■ What the task requires:
Everything in the entries except the pictures should be repeated exactly.

■ Given data:
------------------------
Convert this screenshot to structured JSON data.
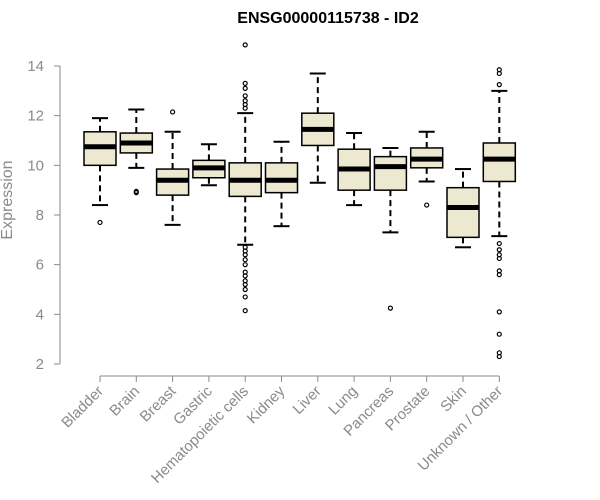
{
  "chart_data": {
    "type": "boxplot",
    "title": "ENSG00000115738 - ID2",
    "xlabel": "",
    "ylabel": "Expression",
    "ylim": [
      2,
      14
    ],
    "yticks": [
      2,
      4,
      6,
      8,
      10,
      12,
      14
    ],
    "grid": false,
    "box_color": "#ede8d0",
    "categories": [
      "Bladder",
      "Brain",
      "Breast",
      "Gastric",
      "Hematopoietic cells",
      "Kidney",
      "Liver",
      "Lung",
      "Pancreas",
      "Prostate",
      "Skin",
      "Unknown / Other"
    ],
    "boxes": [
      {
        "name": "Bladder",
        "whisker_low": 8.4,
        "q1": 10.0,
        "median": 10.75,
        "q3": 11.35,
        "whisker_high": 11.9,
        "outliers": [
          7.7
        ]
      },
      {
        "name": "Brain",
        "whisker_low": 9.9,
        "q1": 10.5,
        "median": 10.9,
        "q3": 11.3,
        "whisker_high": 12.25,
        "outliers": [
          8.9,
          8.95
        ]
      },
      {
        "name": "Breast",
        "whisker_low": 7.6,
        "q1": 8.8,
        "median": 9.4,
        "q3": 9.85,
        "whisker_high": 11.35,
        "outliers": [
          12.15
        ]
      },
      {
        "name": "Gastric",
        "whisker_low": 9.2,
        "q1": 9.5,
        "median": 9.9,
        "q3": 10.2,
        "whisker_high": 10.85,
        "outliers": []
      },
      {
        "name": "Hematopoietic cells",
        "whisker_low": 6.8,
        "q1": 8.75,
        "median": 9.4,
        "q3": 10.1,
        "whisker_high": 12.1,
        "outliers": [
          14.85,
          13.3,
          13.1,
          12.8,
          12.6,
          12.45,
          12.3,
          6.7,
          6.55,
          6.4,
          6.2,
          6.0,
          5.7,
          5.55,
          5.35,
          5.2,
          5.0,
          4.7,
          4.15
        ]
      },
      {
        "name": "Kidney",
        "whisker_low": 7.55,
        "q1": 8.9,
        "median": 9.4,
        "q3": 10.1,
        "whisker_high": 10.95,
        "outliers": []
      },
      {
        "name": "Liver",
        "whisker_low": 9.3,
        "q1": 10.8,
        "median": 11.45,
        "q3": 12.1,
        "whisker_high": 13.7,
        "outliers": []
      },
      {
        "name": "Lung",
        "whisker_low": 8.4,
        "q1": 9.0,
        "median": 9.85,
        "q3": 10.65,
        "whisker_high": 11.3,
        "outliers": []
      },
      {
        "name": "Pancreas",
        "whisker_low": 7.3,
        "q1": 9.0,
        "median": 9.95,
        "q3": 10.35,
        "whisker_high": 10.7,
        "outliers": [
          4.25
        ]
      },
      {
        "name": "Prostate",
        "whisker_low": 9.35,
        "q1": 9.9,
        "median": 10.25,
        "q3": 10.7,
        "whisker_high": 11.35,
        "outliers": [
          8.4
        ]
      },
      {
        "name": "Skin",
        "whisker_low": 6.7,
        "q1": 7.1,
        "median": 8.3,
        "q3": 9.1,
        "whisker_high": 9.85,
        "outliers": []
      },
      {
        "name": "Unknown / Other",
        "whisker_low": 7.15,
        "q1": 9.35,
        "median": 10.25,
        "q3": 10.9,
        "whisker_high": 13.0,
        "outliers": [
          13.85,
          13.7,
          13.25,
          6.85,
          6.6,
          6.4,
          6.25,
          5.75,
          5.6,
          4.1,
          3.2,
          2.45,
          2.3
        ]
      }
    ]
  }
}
------------------------
■ Exercise result:
Convert this screenshot to structured JSON data.
{
  "chart_data": {
    "type": "boxplot",
    "title": "ENSG00000115738 - ID2",
    "xlabel": "",
    "ylabel": "Expression",
    "ylim": [
      2,
      14
    ],
    "yticks": [
      2,
      4,
      6,
      8,
      10,
      12,
      14
    ],
    "grid": false,
    "box_color": "#ede8d0",
    "categories": [
      "Bladder",
      "Brain",
      "Breast",
      "Gastric",
      "Hematopoietic cells",
      "Kidney",
      "Liver",
      "Lung",
      "Pancreas",
      "Prostate",
      "Skin",
      "Unknown / Other"
    ],
    "boxes": [
      {
        "name": "Bladder",
        "whisker_low": 8.4,
        "q1": 10.0,
        "median": 10.75,
        "q3": 11.35,
        "whisker_high": 11.9,
        "outliers": [
          7.7
        ]
      },
      {
        "name": "Brain",
        "whisker_low": 9.9,
        "q1": 10.5,
        "median": 10.9,
        "q3": 11.3,
        "whisker_high": 12.25,
        "outliers": [
          8.9,
          8.95
        ]
      },
      {
        "name": "Breast",
        "whisker_low": 7.6,
        "q1": 8.8,
        "median": 9.4,
        "q3": 9.85,
        "whisker_high": 11.35,
        "outliers": [
          12.15
        ]
      },
      {
        "name": "Gastric",
        "whisker_low": 9.2,
        "q1": 9.5,
        "median": 9.9,
        "q3": 10.2,
        "whisker_high": 10.85,
        "outliers": []
      },
      {
        "name": "Hematopoietic cells",
        "whisker_low": 6.8,
        "q1": 8.75,
        "median": 9.4,
        "q3": 10.1,
        "whisker_high": 12.1,
        "outliers": [
          14.85,
          13.3,
          13.1,
          12.8,
          12.6,
          12.45,
          12.3,
          6.7,
          6.55,
          6.4,
          6.2,
          6.0,
          5.7,
          5.55,
          5.35,
          5.2,
          5.0,
          4.7,
          4.15
        ]
      },
      {
        "name": "Kidney",
        "whisker_low": 7.55,
        "q1": 8.9,
        "median": 9.4,
        "q3": 10.1,
        "whisker_high": 10.95,
        "outliers": []
      },
      {
        "name": "Liver",
        "whisker_low": 9.3,
        "q1": 10.8,
        "median": 11.45,
        "q3": 12.1,
        "whisker_high": 13.7,
        "outliers": []
      },
      {
        "name": "Lung",
        "whisker_low": 8.4,
        "q1": 9.0,
        "median": 9.85,
        "q3": 10.65,
        "whisker_high": 11.3,
        "outliers": []
      },
      {
        "name": "Pancreas",
        "whisker_low": 7.3,
        "q1": 9.0,
        "median": 9.95,
        "q3": 10.35,
        "whisker_high": 10.7,
        "outliers": [
          4.25
        ]
      },
      {
        "name": "Prostate",
        "whisker_low": 9.35,
        "q1": 9.9,
        "median": 10.25,
        "q3": 10.7,
        "whisker_high": 11.35,
        "outliers": [
          8.4
        ]
      },
      {
        "name": "Skin",
        "whisker_low": 6.7,
        "q1": 7.1,
        "median": 8.3,
        "q3": 9.1,
        "whisker_high": 9.85,
        "outliers": []
      },
      {
        "name": "Unknown / Other",
        "whisker_low": 7.15,
        "q1": 9.35,
        "median": 10.25,
        "q3": 10.9,
        "whisker_high": 13.0,
        "outliers": [
          13.85,
          13.7,
          13.25,
          6.85,
          6.6,
          6.4,
          6.25,
          5.75,
          5.6,
          4.1,
          3.2,
          2.45,
          2.3
        ]
      }
    ]
  }
}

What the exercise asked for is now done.